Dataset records
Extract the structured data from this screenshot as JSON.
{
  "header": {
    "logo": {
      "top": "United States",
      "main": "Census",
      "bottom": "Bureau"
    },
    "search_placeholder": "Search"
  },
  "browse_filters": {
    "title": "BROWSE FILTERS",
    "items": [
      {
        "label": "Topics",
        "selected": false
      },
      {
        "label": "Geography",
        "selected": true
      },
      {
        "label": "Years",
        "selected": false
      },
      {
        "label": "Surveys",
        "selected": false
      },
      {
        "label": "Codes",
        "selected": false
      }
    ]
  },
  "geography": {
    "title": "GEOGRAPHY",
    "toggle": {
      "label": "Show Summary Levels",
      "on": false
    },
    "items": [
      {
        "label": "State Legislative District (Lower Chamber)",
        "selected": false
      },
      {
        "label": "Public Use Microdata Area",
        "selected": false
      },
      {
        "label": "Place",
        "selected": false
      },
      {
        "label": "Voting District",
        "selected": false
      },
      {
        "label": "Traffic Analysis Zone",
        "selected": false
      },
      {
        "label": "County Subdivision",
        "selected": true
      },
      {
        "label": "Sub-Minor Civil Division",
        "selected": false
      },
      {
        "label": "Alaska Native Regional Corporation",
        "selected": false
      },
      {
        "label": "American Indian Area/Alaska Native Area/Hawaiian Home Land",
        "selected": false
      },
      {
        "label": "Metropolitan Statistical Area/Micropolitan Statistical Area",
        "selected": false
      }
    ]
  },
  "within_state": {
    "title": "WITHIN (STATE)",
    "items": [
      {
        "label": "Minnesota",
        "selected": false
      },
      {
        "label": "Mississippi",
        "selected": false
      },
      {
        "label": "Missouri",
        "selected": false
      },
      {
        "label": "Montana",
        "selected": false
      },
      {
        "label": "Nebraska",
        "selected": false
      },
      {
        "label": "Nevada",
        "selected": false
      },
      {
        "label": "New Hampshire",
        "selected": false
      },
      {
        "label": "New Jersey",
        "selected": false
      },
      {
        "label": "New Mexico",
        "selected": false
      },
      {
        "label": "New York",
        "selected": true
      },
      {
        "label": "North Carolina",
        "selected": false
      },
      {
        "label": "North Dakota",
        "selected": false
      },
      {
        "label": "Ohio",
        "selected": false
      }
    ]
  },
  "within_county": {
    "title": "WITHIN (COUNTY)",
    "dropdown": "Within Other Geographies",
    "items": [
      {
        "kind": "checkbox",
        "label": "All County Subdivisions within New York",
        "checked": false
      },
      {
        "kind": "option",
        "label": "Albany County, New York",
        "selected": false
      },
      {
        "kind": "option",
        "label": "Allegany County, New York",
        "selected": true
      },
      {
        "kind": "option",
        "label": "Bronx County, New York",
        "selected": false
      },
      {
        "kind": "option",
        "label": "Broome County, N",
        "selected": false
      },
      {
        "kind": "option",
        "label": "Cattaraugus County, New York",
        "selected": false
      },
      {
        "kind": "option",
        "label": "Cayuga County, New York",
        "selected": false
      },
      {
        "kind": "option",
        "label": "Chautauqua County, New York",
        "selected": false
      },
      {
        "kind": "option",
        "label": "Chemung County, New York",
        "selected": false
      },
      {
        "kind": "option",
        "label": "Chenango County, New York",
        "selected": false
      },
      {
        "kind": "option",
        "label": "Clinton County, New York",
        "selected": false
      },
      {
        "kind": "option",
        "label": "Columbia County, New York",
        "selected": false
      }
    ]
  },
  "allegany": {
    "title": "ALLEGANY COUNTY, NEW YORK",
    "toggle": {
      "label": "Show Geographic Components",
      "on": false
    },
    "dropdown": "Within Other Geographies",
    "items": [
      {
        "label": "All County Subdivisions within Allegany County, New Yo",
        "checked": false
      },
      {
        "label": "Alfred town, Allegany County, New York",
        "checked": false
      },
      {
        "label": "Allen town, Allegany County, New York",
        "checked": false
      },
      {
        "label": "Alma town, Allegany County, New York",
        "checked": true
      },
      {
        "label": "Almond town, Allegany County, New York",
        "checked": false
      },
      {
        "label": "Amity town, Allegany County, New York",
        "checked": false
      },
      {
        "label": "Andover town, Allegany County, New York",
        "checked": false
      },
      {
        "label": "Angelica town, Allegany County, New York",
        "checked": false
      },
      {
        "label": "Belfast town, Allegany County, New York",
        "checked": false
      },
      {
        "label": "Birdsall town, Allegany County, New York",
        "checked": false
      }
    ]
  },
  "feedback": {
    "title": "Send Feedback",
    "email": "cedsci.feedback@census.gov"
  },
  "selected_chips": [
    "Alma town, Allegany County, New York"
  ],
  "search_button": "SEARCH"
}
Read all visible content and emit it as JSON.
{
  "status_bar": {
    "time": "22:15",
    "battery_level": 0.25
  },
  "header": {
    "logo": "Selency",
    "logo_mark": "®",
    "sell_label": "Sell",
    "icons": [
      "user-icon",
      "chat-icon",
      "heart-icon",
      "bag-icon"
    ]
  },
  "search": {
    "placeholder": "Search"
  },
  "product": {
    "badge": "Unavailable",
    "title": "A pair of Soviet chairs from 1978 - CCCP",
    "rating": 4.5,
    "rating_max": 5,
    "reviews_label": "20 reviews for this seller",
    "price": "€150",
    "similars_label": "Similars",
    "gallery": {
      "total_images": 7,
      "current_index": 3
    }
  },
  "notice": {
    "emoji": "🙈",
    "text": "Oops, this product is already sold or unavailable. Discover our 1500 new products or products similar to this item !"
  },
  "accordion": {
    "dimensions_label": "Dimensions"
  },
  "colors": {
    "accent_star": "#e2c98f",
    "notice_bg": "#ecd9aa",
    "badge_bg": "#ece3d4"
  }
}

# [BRIEF]
Extract the listing in its entirety and repeat it exactly.

# [TASK OUTPUT]
Extract the structured data from this screenshot as JSON.
{
  "header": {
    "logo": {
      "top": "United States",
      "main": "Census",
      "bottom": "Bureau"
    },
    "search_placeholder": "Search"
  },
  "browse_filters": {
    "title": "BROWSE FILTERS",
    "items": [
      {
        "label": "Topics",
        "selected": false
      },
      {
        "label": "Geography",
        "selected": true
      },
      {
        "label": "Years",
        "selected": false
      },
      {
        "label": "Surveys",
        "selected": false
      },
      {
        "label": "Codes",
        "selected": false
      }
    ]
  },
  "geography": {
    "title": "GEOGRAPHY",
    "toggle": {
      "label": "Show Summary Levels",
      "on": false
    },
    "items": [
      {
        "label": "State Legislative District (Lower Chamber)",
        "selected": false
      },
      {
        "label": "Public Use Microdata Area",
        "selected": false
      },
      {
        "label": "Place",
        "selected": false
      },
      {
        "label": "Voting District",
        "selected": false
      },
      {
        "label": "Traffic Analysis Zone",
        "selected": false
      },
      {
        "label": "County Subdivision",
        "selected": true
      },
      {
        "label": "Sub-Minor Civil Division",
        "selected": false
      },
      {
        "label": "Alaska Native Regional Corporation",
        "selected": false
      },
      {
        "label": "American Indian Area/Alaska Native Area/Hawaiian Home Land",
        "selected": false
      },
      {
        "label": "Metropolitan Statistical Area/Micropolitan Statistical Area",
        "selected": false
      }
    ]
  },
  "within_state": {
    "title": "WITHIN (STATE)",
    "items": [
      {
        "label": "Minnesota",
        "selected": false
      },
      {
        "label": "Mississippi",
        "selected": false
      },
      {
        "label": "Missouri",
        "selected": false
      },
      {
        "label": "Montana",
        "selected": false
      },
      {
        "label": "Nebraska",
        "selected": false
      },
      {
        "label": "Nevada",
        "selected": false
      },
      {
        "label": "New Hampshire",
        "selected": false
      },
      {
        "label": "New Jersey",
        "selected": false
      },
      {
        "label": "New Mexico",
        "selected": false
      },
      {
        "label": "New York",
        "selected": true
      },
      {
        "label": "North Carolina",
        "selected": false
      },
      {
        "label": "North Dakota",
        "selected": false
      },
      {
        "label": "Ohio",
        "selected": false
      }
    ]
  },
  "within_county": {
    "title": "WITHIN (COUNTY)",
    "dropdown": "Within Other Geographies",
    "items": [
      {
        "kind": "checkbox",
        "label": "All County Subdivisions within New York",
        "checked": false
      },
      {
        "kind": "option",
        "label": "Albany County, New York",
        "selected": false
      },
      {
        "kind": "option",
        "label": "Allegany County, New York",
        "selected": true
      },
      {
        "kind": "option",
        "label": "Bronx County, New York",
        "selected": false
      },
      {
        "kind": "option",
        "label": "Broome County, N",
        "selected": false
      },
      {
        "kind": "option",
        "label": "Cattaraugus County, New York",
        "selected": false
      },
      {
        "kind": "option",
        "label": "Cayuga County, New York",
        "selected": false
      },
      {
        "kind": "option",
        "label": "Chautauqua County, New York",
        "selected": false
      },
      {
        "kind": "option",
        "label": "Chemung County, New York",
        "selected": false
      },
      {
        "kind": "option",
        "label": "Chenango County, New York",
        "selected": false
      },
      {
        "kind": "option",
        "label": "Clinton County, New York",
        "selected": false
      },
      {
        "kind": "option",
        "label": "Columbia County, New York",
        "selected": false
      }
    ]
  },
  "allegany": {
    "title": "ALLEGANY COUNTY, NEW YORK",
    "toggle": {
      "label": "Show Geographic Components",
      "on": false
    },
    "dropdown": "Within Other Geographies",
    "items": [
      {
        "label": "All County Subdivisions within Allegany County, New Yo",
        "checked": false
      },
      {
        "label": "Alfred town, Allegany County, New York",
        "checked": false
      },
      {
        "label": "Allen town, Allegany County, New York",
        "checked": false
      },
      {
        "label": "Alma town, Allegany County, New York",
        "checked": true
      },
      {
        "label": "Almond town, Allegany County, New York",
        "checked": false
      },
      {
        "label": "Amity town, Allegany County, New York",
        "checked": false
      },
      {
        "label": "Andover town, Allegany County, New York",
        "checked": false
      },
      {
        "label": "Angelica town, Allegany County, New York",
        "checked": false
      },
      {
        "label": "Belfast town, Allegany County, New York",
        "checked": false
      },
      {
        "label": "Birdsall town, Allegany County, New York",
        "checked": false
      }
    ]
  },
  "feedback": {
    "title": "Send Feedback",
    "email": "cedsci.feedback@census.gov"
  },
  "selected_chips": [
    "Alma town, Allegany County, New York"
  ],
  "search_button": "SEARCH"
}
Read all visible content and emit it as JSON.
{
  "status_bar": {
    "time": "22:15",
    "battery_level": 0.25
  },
  "header": {
    "logo": "Selency",
    "logo_mark": "®",
    "sell_label": "Sell",
    "icons": [
      "user-icon",
      "chat-icon",
      "heart-icon",
      "bag-icon"
    ]
  },
  "search": {
    "placeholder": "Search"
  },
  "product": {
    "badge": "Unavailable",
    "title": "A pair of Soviet chairs from 1978 - CCCP",
    "rating": 4.5,
    "rating_max": 5,
    "reviews_label": "20 reviews for this seller",
    "price": "€150",
    "similars_label": "Similars",
    "gallery": {
      "total_images": 7,
      "current_index": 3
    }
  },
  "notice": {
    "emoji": "🙈",
    "text": "Oops, this product is already sold or unavailable. Discover our 1500 new products or products similar to this item !"
  },
  "accordion": {
    "dimensions_label": "Dimensions"
  },
  "colors": {
    "accent_star": "#e2c98f",
    "notice_bg": "#ecd9aa",
    "badge_bg": "#ece3d4"
  }
}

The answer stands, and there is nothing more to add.